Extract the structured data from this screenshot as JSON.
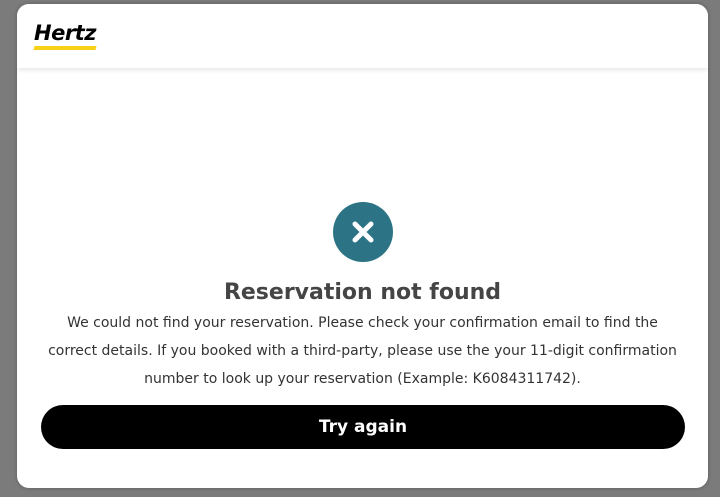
{
  "header": {
    "logo_text": "Hertz",
    "logo_accent_color": "#f7d117"
  },
  "error": {
    "icon": "close-icon",
    "icon_color": "#2b7385",
    "title": "Reservation not found",
    "message": "We could not find your reservation. Please check your confirmation email to find the correct details.  If you booked with a third-party, please use the your 11-digit confirmation number to look up your reservation (Example: K6084311742)."
  },
  "actions": {
    "try_again_label": "Try again"
  }
}
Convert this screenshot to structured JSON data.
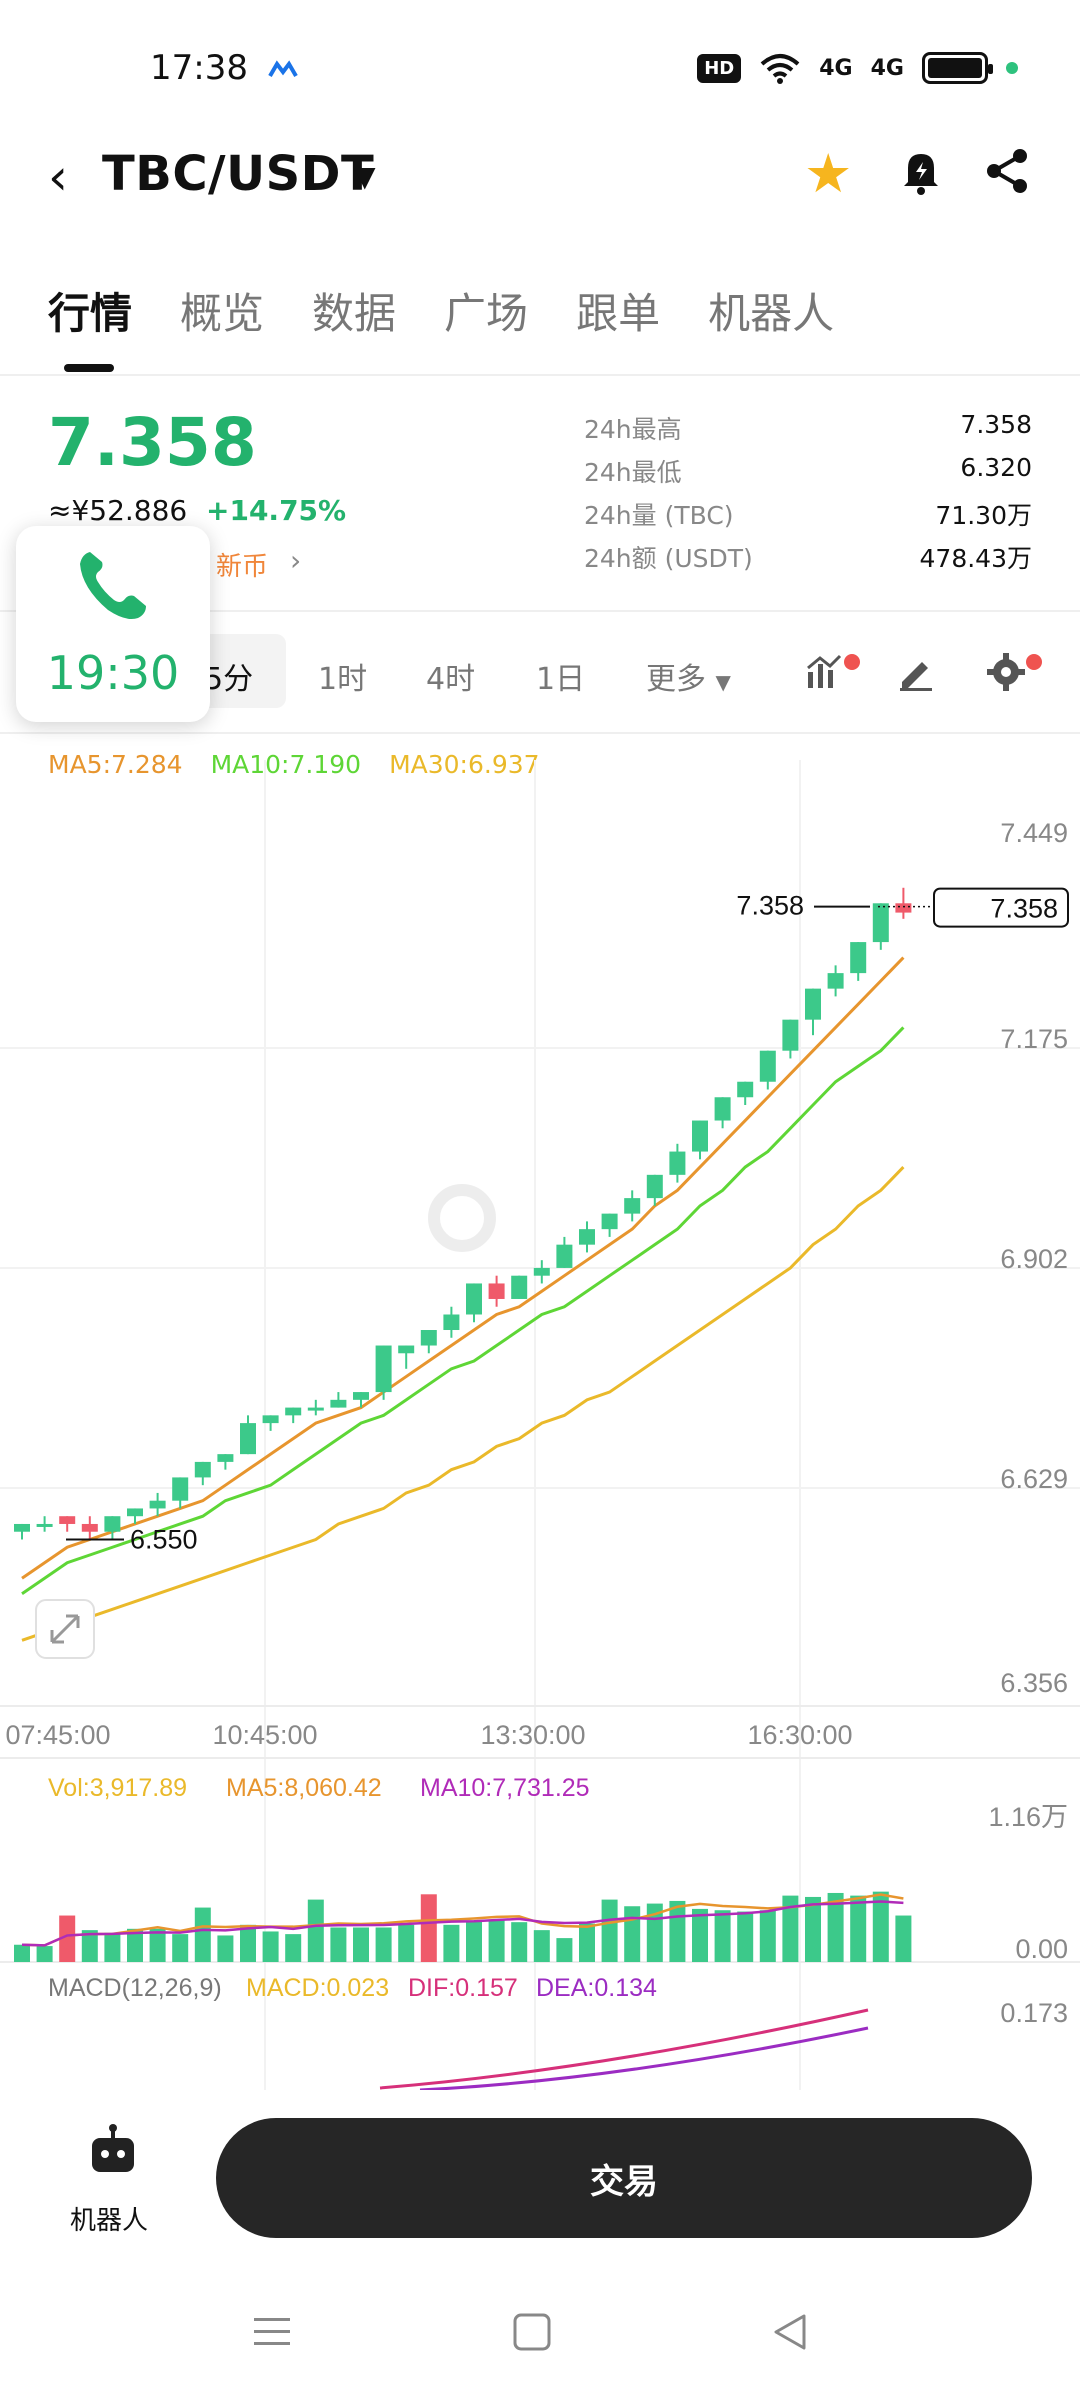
{
  "status_bar": {
    "time": "17:38",
    "hd": "HD",
    "signal_1": "4G",
    "signal_2": "4G"
  },
  "header": {
    "pair": "TBC/USDT"
  },
  "tabs": [
    "行情",
    "概览",
    "数据",
    "广场",
    "跟单",
    "机器人"
  ],
  "ticker": {
    "price": "7.358",
    "cny": "≈¥52.886",
    "change": "+14.75%",
    "tag": "新币",
    "stats": [
      {
        "label": "24h最高",
        "value": "7.358"
      },
      {
        "label": "24h最低",
        "value": "6.320"
      },
      {
        "label": "24h量 (TBC)",
        "value": "71.30万"
      },
      {
        "label": "24h额 (USDT)",
        "value": "478.43万"
      }
    ]
  },
  "call_overlay": {
    "time": "19:30"
  },
  "intervals": [
    "5分",
    "1时",
    "4时",
    "1日",
    "更多"
  ],
  "ma": {
    "ma5": "MA5:7.284",
    "ma10": "MA10:7.190",
    "ma30": "MA30:6.937"
  },
  "colors": {
    "up": "#23b26d",
    "candle_up": "#3cc98a",
    "candle_down": "#ef5a6a",
    "ma5": "#e7952e",
    "ma10": "#5ed636",
    "ma30": "#eab92a",
    "accent_star": "#f6b51e"
  },
  "chart_data": {
    "type": "candlestick",
    "price_axis_ticks": [
      "7.449",
      "7.175",
      "6.902",
      "6.629",
      "6.356"
    ],
    "ylim": [
      6.356,
      7.449
    ],
    "time_axis_ticks": [
      "07:45:00",
      "10:45:00",
      "13:30:00",
      "16:30:00"
    ],
    "last_price_label": "7.358",
    "last_price_tag": "7.358",
    "low_marker": "6.550",
    "candles": [
      {
        "o": 6.56,
        "h": 6.57,
        "l": 6.55,
        "c": 6.57
      },
      {
        "o": 6.57,
        "h": 6.58,
        "l": 6.56,
        "c": 6.57
      },
      {
        "o": 6.58,
        "h": 6.58,
        "l": 6.56,
        "c": 6.57
      },
      {
        "o": 6.57,
        "h": 6.58,
        "l": 6.55,
        "c": 6.56
      },
      {
        "o": 6.56,
        "h": 6.58,
        "l": 6.55,
        "c": 6.58
      },
      {
        "o": 6.58,
        "h": 6.59,
        "l": 6.57,
        "c": 6.59
      },
      {
        "o": 6.59,
        "h": 6.61,
        "l": 6.58,
        "c": 6.6
      },
      {
        "o": 6.6,
        "h": 6.63,
        "l": 6.59,
        "c": 6.63
      },
      {
        "o": 6.63,
        "h": 6.65,
        "l": 6.62,
        "c": 6.65
      },
      {
        "o": 6.65,
        "h": 6.66,
        "l": 6.64,
        "c": 6.66
      },
      {
        "o": 6.66,
        "h": 6.71,
        "l": 6.66,
        "c": 6.7
      },
      {
        "o": 6.7,
        "h": 6.71,
        "l": 6.69,
        "c": 6.71
      },
      {
        "o": 6.71,
        "h": 6.72,
        "l": 6.7,
        "c": 6.72
      },
      {
        "o": 6.72,
        "h": 6.73,
        "l": 6.71,
        "c": 6.72
      },
      {
        "o": 6.72,
        "h": 6.74,
        "l": 6.72,
        "c": 6.73
      },
      {
        "o": 6.73,
        "h": 6.74,
        "l": 6.72,
        "c": 6.74
      },
      {
        "o": 6.74,
        "h": 6.8,
        "l": 6.73,
        "c": 6.8
      },
      {
        "o": 6.79,
        "h": 6.8,
        "l": 6.77,
        "c": 6.8
      },
      {
        "o": 6.8,
        "h": 6.82,
        "l": 6.79,
        "c": 6.82
      },
      {
        "o": 6.82,
        "h": 6.85,
        "l": 6.81,
        "c": 6.84
      },
      {
        "o": 6.84,
        "h": 6.88,
        "l": 6.83,
        "c": 6.88
      },
      {
        "o": 6.88,
        "h": 6.89,
        "l": 6.85,
        "c": 6.86
      },
      {
        "o": 6.86,
        "h": 6.89,
        "l": 6.86,
        "c": 6.89
      },
      {
        "o": 6.89,
        "h": 6.91,
        "l": 6.88,
        "c": 6.9
      },
      {
        "o": 6.9,
        "h": 6.94,
        "l": 6.9,
        "c": 6.93
      },
      {
        "o": 6.93,
        "h": 6.96,
        "l": 6.92,
        "c": 6.95
      },
      {
        "o": 6.95,
        "h": 6.97,
        "l": 6.94,
        "c": 6.97
      },
      {
        "o": 6.97,
        "h": 7.0,
        "l": 6.96,
        "c": 6.99
      },
      {
        "o": 6.99,
        "h": 7.02,
        "l": 6.98,
        "c": 7.02
      },
      {
        "o": 7.02,
        "h": 7.06,
        "l": 7.01,
        "c": 7.05
      },
      {
        "o": 7.05,
        "h": 7.09,
        "l": 7.04,
        "c": 7.09
      },
      {
        "o": 7.09,
        "h": 7.12,
        "l": 7.08,
        "c": 7.12
      },
      {
        "o": 7.12,
        "h": 7.14,
        "l": 7.11,
        "c": 7.14
      },
      {
        "o": 7.14,
        "h": 7.18,
        "l": 7.13,
        "c": 7.18
      },
      {
        "o": 7.18,
        "h": 7.22,
        "l": 7.17,
        "c": 7.22
      },
      {
        "o": 7.22,
        "h": 7.26,
        "l": 7.2,
        "c": 7.26
      },
      {
        "o": 7.26,
        "h": 7.29,
        "l": 7.25,
        "c": 7.28
      },
      {
        "o": 7.28,
        "h": 7.32,
        "l": 7.27,
        "c": 7.32
      },
      {
        "o": 7.32,
        "h": 7.37,
        "l": 7.31,
        "c": 7.37
      },
      {
        "o": 7.37,
        "h": 7.39,
        "l": 7.35,
        "c": 7.358
      }
    ],
    "ma5_series": [
      6.5,
      6.52,
      6.54,
      6.55,
      6.56,
      6.57,
      6.58,
      6.59,
      6.6,
      6.62,
      6.64,
      6.66,
      6.68,
      6.7,
      6.71,
      6.72,
      6.74,
      6.76,
      6.78,
      6.8,
      6.82,
      6.84,
      6.85,
      6.87,
      6.89,
      6.91,
      6.93,
      6.95,
      6.98,
      7.0,
      7.03,
      7.06,
      7.09,
      7.12,
      7.15,
      7.18,
      7.21,
      7.24,
      7.27,
      7.3
    ],
    "ma10_series": [
      6.48,
      6.5,
      6.52,
      6.53,
      6.54,
      6.55,
      6.56,
      6.57,
      6.58,
      6.6,
      6.61,
      6.62,
      6.64,
      6.66,
      6.68,
      6.7,
      6.71,
      6.73,
      6.75,
      6.77,
      6.78,
      6.8,
      6.82,
      6.84,
      6.85,
      6.87,
      6.89,
      6.91,
      6.93,
      6.95,
      6.98,
      7.0,
      7.03,
      7.05,
      7.08,
      7.11,
      7.14,
      7.16,
      7.18,
      7.21
    ],
    "ma30_series": [
      6.42,
      6.43,
      6.44,
      6.45,
      6.46,
      6.47,
      6.48,
      6.49,
      6.5,
      6.51,
      6.52,
      6.53,
      6.54,
      6.55,
      6.57,
      6.58,
      6.59,
      6.61,
      6.62,
      6.64,
      6.65,
      6.67,
      6.68,
      6.7,
      6.71,
      6.73,
      6.74,
      6.76,
      6.78,
      6.8,
      6.82,
      6.84,
      6.86,
      6.88,
      6.9,
      6.93,
      6.95,
      6.98,
      7.0,
      7.03
    ],
    "volume": {
      "legend_vol": "Vol:3,917.89",
      "legend_ma5": "MA5:8,060.42",
      "legend_ma10": "MA10:7,731.25",
      "axis_top": "1.16万",
      "axis_bottom": "0.00",
      "ylim": [
        0,
        11600
      ],
      "values": [
        1300,
        1200,
        3500,
        2400,
        2200,
        2500,
        2500,
        2100,
        4100,
        2000,
        2800,
        2300,
        2100,
        4700,
        2600,
        2600,
        2600,
        2800,
        5100,
        2800,
        3100,
        3200,
        3000,
        2400,
        1800,
        2900,
        4700,
        4200,
        4400,
        4600,
        4000,
        3900,
        3800,
        3900,
        5000,
        4900,
        5200,
        5000,
        5300,
        3500
      ],
      "down_bars": [
        2,
        18
      ]
    },
    "macd": {
      "legend_label": "MACD(12,26,9)",
      "legend_macd": "MACD:0.023",
      "legend_dif": "DIF:0.157",
      "legend_dea": "DEA:0.134",
      "axis_top": "0.173"
    }
  },
  "bottom": {
    "robot_label": "机器人",
    "trade_label": "交易"
  }
}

——

▶ [What you are asked to do]:
Find each line that has the word "screenshot", then copy it out.

▶ [Task answer]:
Extract the structured data from this screenshot as JSON.
Convert this screenshot to structured JSON data.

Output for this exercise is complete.